> **Short task**
Go through each line of the records below and count those with the word "Desktop". Give only the count.

> **Records supplied**
►

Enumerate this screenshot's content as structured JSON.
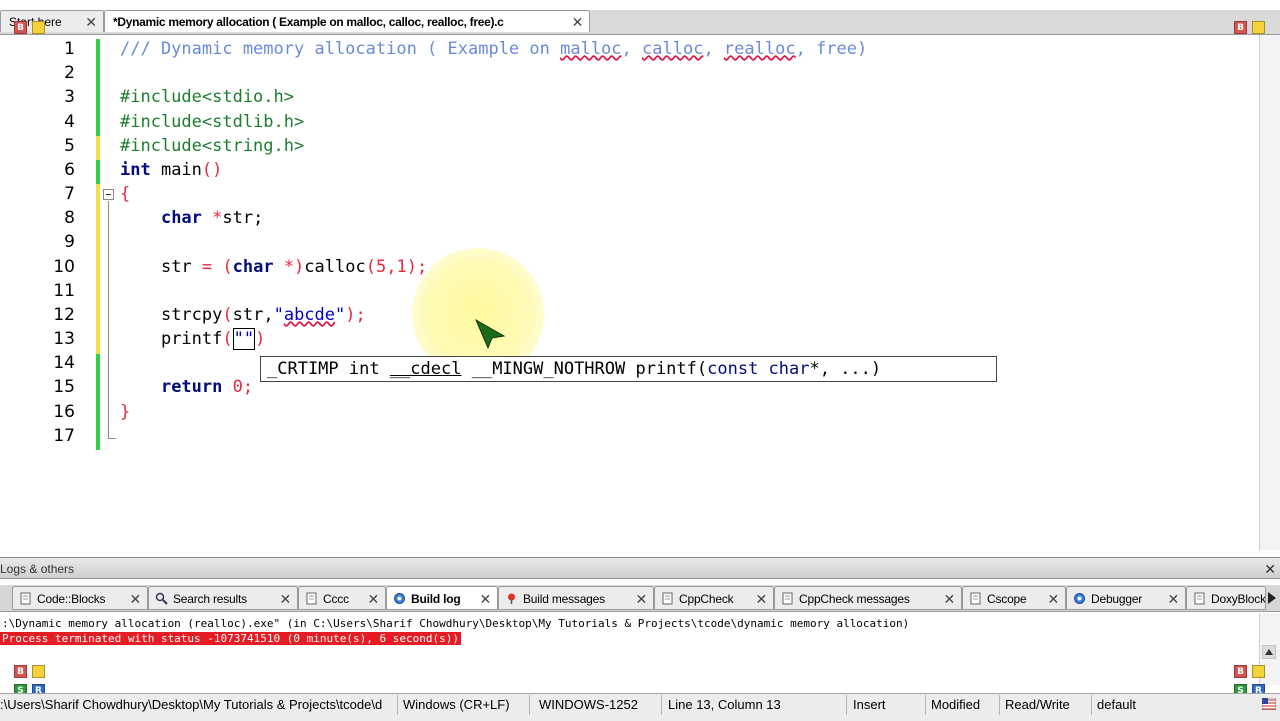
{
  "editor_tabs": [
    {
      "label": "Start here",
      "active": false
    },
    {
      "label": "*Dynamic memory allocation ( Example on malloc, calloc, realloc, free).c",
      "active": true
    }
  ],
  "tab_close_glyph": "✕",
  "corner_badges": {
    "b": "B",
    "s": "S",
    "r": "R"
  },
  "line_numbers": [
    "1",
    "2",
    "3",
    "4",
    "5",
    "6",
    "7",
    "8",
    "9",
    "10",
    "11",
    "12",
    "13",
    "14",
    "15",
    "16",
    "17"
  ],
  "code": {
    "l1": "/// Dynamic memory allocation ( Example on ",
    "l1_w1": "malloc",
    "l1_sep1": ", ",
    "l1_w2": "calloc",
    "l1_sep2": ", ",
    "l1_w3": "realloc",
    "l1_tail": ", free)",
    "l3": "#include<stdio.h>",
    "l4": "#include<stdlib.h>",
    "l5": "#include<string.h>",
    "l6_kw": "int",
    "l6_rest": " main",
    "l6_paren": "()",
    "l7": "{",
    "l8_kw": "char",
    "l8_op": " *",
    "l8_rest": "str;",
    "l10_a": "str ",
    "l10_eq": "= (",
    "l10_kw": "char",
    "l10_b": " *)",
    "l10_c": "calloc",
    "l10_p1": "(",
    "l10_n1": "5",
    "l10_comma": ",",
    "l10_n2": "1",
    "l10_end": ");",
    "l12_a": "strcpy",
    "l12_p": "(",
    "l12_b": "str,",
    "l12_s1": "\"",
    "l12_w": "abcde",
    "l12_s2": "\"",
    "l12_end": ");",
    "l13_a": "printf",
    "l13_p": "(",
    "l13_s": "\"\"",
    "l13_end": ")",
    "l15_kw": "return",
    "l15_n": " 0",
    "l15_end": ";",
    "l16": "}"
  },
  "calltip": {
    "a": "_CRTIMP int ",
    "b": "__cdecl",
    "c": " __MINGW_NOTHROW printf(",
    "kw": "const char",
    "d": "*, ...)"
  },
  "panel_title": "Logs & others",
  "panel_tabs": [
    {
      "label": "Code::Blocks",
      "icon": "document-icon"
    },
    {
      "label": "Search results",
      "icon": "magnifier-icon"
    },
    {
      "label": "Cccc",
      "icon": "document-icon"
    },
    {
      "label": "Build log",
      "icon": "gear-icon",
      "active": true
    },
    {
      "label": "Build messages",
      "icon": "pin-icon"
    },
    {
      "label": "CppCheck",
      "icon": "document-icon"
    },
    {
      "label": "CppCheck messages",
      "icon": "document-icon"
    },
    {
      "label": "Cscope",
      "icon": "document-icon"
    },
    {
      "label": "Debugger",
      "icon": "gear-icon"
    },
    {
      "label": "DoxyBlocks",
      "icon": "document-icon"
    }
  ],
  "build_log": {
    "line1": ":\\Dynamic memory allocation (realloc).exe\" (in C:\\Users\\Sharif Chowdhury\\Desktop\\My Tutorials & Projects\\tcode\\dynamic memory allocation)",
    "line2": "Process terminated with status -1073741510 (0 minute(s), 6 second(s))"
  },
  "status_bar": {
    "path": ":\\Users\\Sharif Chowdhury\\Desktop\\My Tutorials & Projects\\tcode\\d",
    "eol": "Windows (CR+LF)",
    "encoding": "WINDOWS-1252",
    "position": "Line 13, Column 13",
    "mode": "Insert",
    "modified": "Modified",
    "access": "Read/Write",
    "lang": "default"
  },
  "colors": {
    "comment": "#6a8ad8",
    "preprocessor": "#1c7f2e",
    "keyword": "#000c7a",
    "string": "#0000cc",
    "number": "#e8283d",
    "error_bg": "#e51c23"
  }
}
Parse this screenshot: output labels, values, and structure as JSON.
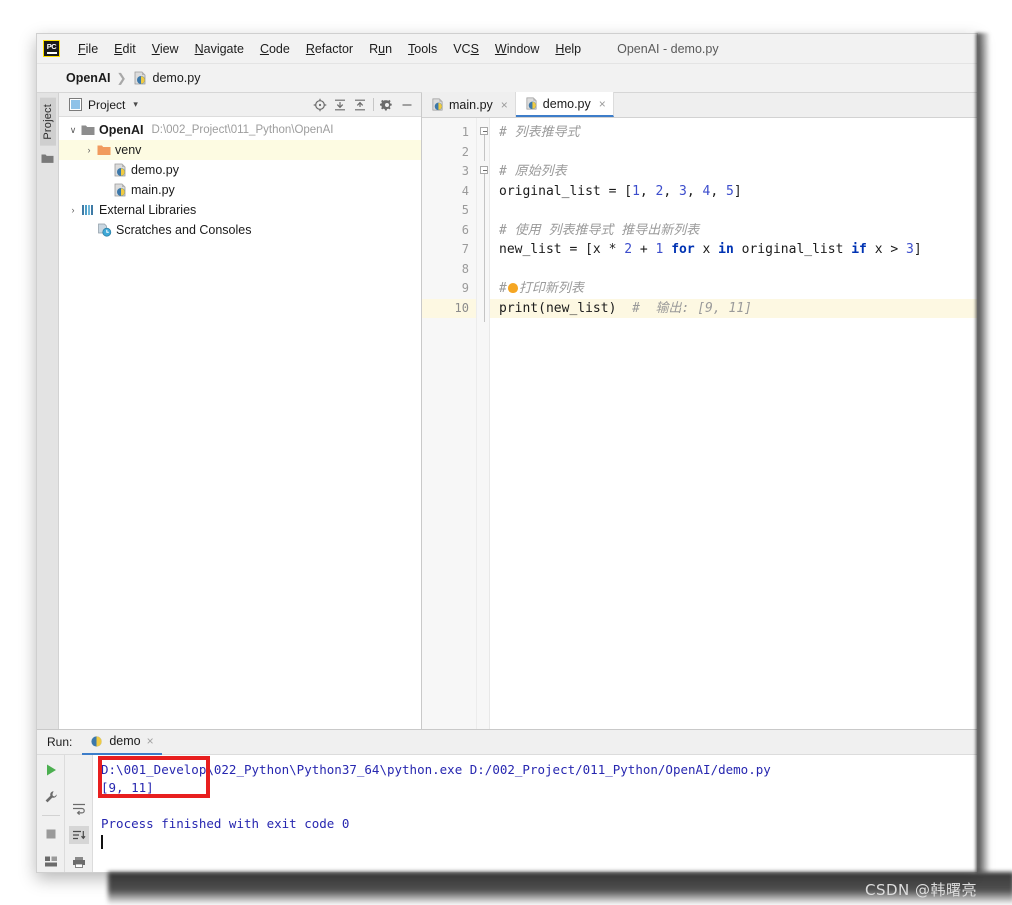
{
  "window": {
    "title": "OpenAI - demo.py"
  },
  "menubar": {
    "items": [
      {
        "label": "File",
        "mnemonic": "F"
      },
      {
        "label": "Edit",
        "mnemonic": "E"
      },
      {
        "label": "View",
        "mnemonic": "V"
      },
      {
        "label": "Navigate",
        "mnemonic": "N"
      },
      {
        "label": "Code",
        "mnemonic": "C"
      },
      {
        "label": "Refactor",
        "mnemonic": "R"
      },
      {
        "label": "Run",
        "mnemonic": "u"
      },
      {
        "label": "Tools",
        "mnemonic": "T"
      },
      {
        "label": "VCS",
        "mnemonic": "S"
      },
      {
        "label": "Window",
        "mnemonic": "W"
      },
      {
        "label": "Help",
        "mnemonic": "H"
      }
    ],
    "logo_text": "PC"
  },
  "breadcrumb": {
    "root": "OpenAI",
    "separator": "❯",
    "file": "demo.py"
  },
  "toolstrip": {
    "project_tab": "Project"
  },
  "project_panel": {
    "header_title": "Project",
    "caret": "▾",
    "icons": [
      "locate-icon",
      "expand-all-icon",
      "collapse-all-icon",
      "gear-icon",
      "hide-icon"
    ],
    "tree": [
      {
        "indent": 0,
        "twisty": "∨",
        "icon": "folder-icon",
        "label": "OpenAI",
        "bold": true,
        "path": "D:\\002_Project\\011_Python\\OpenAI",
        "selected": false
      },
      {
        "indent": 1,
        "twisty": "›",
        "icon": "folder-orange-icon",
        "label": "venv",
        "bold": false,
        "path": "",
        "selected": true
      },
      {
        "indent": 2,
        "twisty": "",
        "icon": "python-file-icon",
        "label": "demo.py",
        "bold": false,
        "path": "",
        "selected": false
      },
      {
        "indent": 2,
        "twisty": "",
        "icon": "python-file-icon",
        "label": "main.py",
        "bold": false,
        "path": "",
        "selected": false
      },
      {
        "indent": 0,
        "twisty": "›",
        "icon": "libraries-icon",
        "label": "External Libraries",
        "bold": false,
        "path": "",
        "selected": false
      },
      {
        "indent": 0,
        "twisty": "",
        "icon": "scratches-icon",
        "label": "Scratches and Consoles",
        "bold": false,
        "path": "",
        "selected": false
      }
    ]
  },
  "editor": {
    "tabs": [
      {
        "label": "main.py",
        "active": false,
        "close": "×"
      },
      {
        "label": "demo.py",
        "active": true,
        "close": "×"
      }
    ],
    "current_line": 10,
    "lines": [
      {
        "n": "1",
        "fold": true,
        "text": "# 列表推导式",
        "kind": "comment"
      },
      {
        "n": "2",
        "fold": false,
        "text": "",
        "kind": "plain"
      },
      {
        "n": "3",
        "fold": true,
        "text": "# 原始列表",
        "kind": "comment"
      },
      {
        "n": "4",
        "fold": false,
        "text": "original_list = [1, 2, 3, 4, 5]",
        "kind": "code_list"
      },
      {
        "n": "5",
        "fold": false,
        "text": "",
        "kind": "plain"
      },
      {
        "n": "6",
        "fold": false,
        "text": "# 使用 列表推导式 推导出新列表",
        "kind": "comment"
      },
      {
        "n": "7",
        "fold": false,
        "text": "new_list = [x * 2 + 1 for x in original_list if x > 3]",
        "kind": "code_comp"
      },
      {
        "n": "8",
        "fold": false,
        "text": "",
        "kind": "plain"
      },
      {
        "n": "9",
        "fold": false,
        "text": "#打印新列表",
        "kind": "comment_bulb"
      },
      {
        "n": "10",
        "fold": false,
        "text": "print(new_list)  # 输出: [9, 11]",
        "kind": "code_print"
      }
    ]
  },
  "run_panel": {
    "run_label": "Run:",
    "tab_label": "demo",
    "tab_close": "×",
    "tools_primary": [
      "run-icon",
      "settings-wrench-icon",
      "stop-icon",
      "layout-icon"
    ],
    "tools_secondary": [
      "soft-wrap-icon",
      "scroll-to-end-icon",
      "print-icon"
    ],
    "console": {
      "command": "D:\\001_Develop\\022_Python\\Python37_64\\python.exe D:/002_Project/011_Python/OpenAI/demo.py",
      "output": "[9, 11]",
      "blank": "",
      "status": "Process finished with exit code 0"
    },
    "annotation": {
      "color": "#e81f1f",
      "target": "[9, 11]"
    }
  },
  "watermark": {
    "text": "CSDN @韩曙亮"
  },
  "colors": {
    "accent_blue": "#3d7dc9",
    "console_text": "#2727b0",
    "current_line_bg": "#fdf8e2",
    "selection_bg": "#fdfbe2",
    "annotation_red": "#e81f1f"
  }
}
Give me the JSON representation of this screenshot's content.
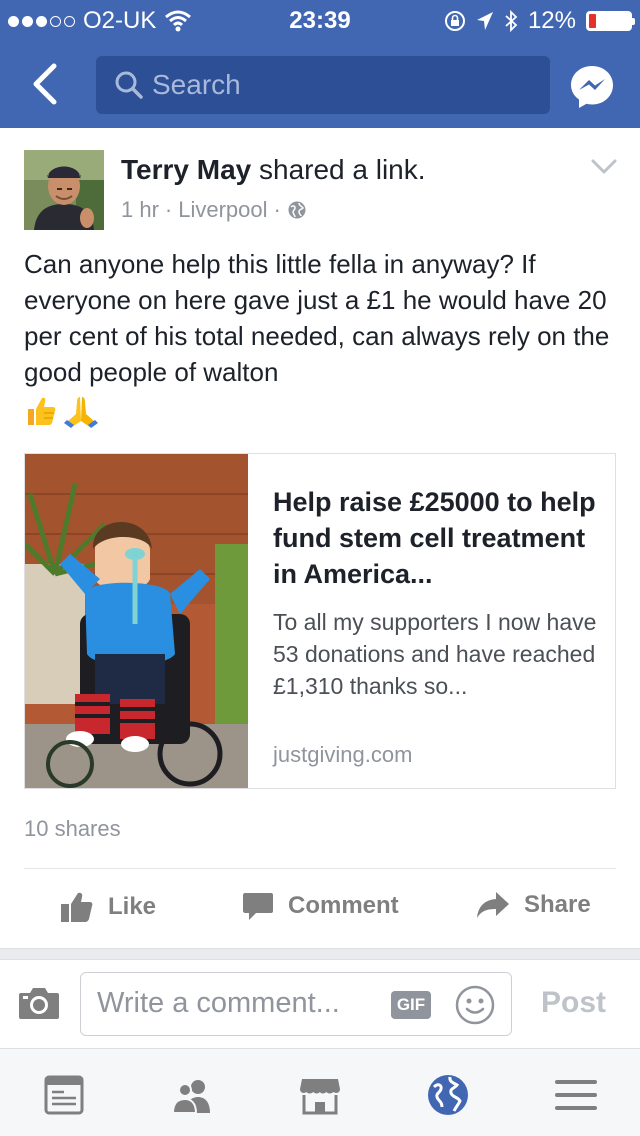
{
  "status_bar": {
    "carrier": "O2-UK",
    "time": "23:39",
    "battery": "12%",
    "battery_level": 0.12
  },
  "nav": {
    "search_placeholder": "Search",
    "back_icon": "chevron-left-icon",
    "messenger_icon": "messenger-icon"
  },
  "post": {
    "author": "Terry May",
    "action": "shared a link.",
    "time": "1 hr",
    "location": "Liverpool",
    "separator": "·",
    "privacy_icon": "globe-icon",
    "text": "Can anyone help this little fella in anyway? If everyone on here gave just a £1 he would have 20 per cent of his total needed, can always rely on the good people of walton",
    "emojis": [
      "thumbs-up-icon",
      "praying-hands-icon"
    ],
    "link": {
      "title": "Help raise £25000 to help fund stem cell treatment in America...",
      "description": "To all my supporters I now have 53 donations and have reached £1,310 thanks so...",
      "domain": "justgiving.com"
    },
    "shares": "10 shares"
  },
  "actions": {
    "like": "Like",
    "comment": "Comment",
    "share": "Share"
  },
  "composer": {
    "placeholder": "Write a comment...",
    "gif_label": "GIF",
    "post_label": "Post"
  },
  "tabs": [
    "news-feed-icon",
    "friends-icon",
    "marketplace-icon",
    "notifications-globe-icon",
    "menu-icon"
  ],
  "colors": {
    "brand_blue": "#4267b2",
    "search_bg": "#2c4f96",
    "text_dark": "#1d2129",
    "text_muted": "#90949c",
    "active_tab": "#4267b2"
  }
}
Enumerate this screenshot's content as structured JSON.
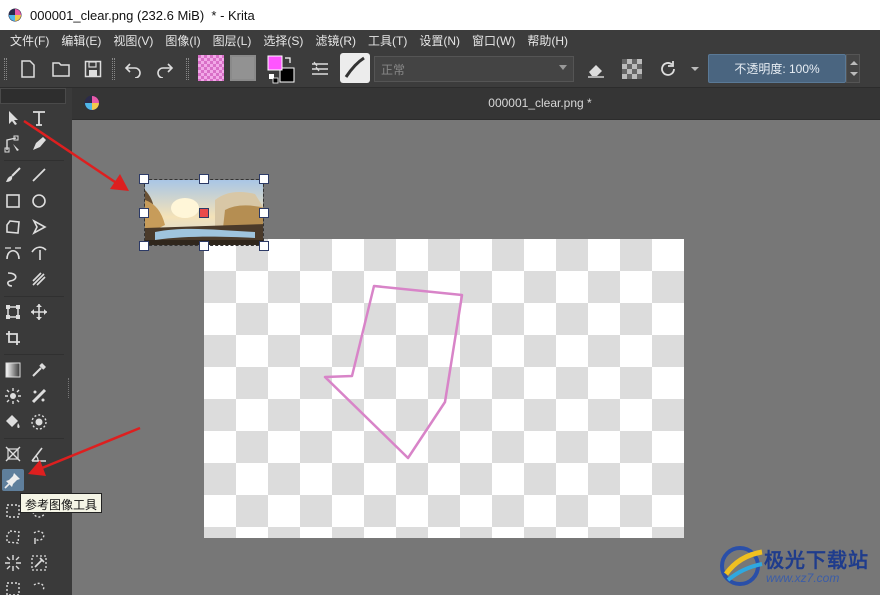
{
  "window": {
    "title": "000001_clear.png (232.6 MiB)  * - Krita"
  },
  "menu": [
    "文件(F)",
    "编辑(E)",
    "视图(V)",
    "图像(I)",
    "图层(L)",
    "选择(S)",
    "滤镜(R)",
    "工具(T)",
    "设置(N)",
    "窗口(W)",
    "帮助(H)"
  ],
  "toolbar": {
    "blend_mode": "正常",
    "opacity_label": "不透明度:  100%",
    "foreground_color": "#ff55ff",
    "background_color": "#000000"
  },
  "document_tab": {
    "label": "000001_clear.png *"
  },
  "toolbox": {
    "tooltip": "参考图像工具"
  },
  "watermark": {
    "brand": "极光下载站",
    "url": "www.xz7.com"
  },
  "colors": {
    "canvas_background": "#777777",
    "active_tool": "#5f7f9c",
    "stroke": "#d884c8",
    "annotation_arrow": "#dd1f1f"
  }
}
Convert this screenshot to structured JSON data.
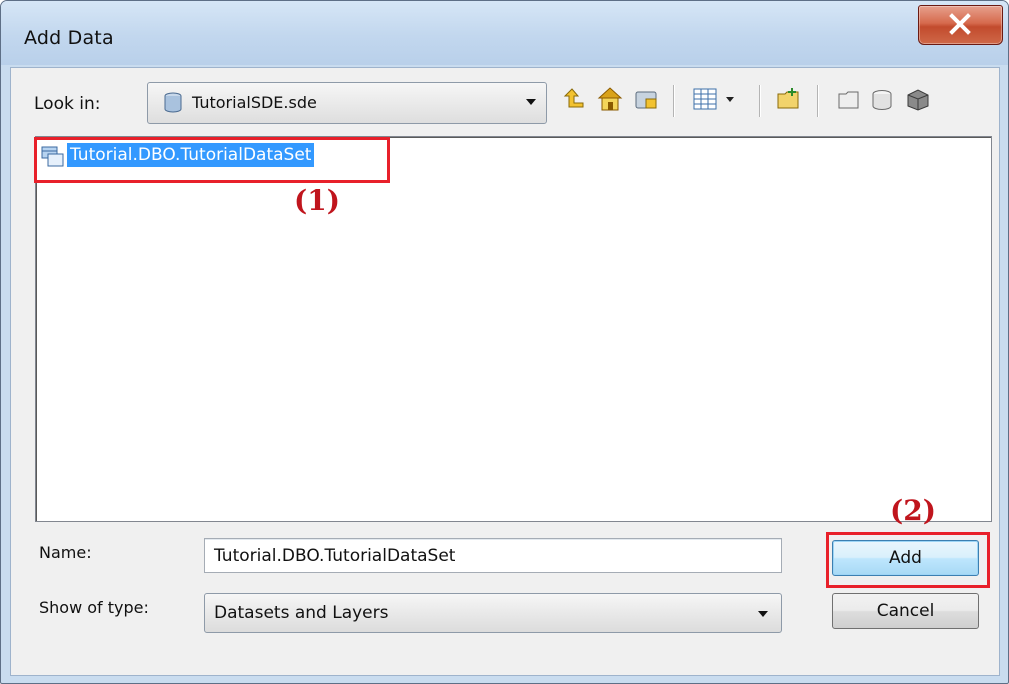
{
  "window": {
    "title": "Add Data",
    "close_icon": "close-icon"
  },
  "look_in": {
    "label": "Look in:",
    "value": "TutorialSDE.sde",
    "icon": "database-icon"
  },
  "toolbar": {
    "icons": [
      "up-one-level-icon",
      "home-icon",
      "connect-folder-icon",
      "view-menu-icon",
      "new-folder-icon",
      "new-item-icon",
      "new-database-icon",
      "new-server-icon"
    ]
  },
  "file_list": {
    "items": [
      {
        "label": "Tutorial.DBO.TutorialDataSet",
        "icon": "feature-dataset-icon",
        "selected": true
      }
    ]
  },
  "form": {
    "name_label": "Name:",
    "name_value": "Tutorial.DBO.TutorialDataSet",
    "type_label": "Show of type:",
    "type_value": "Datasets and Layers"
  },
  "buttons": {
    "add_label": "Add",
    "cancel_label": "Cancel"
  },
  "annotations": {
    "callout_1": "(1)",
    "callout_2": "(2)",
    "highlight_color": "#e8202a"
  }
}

◄

> **Exercise output**
2